Dataset items:
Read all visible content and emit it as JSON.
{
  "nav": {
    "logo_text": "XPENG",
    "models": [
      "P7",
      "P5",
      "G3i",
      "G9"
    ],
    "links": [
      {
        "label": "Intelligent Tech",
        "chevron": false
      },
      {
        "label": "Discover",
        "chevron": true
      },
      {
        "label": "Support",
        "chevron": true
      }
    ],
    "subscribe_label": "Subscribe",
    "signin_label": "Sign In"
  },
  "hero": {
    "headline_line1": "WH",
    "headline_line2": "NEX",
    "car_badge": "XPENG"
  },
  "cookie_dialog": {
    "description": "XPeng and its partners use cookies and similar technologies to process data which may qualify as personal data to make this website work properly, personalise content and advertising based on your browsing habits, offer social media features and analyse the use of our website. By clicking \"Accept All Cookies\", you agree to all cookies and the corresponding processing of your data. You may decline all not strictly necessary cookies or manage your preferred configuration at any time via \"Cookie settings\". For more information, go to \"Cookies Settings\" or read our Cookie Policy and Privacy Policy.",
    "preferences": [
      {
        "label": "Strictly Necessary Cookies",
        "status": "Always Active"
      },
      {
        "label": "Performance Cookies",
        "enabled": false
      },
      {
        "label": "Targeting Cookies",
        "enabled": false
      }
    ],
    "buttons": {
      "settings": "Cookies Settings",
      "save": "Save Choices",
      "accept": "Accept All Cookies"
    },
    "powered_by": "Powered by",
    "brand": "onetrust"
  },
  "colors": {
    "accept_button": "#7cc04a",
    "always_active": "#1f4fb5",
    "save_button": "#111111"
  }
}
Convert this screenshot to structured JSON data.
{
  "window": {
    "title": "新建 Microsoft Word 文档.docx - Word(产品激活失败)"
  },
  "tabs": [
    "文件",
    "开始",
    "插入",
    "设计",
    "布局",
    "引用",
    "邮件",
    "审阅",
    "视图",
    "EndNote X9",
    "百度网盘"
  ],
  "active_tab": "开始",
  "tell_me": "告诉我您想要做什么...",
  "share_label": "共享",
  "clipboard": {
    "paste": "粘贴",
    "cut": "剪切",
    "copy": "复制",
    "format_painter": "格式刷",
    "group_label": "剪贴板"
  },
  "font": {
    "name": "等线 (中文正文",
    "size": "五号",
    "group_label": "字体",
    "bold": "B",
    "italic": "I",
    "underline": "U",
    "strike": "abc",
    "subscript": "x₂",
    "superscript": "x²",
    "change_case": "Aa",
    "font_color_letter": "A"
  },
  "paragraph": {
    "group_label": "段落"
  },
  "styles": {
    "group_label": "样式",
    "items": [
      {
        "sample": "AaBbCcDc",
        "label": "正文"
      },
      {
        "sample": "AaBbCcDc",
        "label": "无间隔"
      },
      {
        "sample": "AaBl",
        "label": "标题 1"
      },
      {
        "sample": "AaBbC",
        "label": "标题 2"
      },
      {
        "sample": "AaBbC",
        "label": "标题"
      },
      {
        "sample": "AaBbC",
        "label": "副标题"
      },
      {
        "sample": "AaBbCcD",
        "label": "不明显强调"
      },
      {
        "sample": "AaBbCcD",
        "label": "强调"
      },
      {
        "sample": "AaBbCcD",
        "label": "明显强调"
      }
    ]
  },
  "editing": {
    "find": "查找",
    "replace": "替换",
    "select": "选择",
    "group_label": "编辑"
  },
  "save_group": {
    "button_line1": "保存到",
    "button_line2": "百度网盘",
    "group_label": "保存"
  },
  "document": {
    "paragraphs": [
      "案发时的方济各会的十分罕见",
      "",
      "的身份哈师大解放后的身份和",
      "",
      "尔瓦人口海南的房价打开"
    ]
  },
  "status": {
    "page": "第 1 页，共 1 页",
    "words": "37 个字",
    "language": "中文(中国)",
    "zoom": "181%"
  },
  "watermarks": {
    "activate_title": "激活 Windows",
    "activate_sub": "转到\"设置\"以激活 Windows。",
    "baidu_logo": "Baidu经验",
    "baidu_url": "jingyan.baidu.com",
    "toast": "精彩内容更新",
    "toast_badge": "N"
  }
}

AIM OF THE TASK:
Read the data above. Pull out each line in which the string "Settings" appears.

ANSWER IN FULL:
    "description": "XPeng and its partners use cookies and similar technologies to process data which may qualify as personal data to make this website work properly, personalise content and advertising based on your browsing habits, offer social media features and analyse the use of our website. By clicking \"Accept All Cookies\", you agree to all cookies and the corresponding processing of your data. You may decline all not strictly necessary cookies or manage your preferred configuration at any time via \"Cookie settings\". For more information, go to \"Cookies Settings\" or read our Cookie Policy and Privacy Policy.",
      "settings": "Cookies Settings",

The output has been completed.